[Dataset entries]
▼▼▼

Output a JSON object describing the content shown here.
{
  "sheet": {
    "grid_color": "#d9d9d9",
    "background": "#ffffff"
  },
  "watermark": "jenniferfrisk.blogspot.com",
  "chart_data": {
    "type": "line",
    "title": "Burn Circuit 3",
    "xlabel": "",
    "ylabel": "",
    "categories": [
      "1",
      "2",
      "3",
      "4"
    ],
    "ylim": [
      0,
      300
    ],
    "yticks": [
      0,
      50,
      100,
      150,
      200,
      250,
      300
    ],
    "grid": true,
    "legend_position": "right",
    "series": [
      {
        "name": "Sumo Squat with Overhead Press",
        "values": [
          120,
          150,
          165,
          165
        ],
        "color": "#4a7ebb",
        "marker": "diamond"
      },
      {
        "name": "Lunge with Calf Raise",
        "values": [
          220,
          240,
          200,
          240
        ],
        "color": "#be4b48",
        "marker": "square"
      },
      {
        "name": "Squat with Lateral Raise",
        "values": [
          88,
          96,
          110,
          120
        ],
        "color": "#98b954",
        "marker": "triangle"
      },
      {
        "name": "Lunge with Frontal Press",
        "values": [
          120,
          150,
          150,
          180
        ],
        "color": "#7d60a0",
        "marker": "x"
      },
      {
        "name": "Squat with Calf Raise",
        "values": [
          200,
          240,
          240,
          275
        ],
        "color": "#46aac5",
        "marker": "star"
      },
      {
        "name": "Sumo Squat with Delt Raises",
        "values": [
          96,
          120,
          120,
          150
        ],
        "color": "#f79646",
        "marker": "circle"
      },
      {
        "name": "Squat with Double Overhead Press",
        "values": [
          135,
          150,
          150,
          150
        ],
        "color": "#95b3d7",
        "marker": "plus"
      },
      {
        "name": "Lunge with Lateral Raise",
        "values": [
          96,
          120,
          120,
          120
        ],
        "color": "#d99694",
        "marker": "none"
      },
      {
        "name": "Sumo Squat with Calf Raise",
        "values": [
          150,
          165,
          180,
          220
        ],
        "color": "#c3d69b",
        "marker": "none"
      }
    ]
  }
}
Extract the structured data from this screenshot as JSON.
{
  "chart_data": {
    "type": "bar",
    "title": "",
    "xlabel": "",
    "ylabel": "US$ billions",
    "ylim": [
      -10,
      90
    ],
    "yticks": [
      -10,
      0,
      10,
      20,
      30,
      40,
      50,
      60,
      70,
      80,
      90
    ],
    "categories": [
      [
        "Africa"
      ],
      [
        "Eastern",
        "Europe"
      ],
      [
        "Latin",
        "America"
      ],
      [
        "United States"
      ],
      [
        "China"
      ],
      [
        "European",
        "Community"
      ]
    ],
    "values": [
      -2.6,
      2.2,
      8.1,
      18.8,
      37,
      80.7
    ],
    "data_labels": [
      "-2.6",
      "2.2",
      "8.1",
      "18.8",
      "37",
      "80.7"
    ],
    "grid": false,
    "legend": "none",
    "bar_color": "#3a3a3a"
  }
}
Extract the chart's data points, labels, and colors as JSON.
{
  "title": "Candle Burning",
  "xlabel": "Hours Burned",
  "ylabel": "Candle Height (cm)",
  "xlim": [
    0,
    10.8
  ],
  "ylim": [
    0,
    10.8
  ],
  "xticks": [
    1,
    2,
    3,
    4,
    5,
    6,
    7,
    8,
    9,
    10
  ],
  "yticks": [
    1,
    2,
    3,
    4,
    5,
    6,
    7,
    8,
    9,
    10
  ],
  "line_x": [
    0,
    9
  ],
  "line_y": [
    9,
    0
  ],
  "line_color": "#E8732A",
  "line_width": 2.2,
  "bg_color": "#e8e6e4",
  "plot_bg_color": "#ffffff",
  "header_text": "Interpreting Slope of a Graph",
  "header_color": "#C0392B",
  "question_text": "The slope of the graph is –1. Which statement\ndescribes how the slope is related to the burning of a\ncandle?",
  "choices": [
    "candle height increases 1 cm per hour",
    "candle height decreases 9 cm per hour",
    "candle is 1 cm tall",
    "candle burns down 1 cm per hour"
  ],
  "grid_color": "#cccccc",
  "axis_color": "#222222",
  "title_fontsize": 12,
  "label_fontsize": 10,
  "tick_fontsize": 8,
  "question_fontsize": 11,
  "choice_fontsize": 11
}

▲▲▲

Look for the word "Calf" in every line of the listing and copy the lines that have it.

        "name": "Lunge with Calf Raise",
        "name": "Squat with Calf Raise",
        "name": "Sumo Squat with Calf Raise",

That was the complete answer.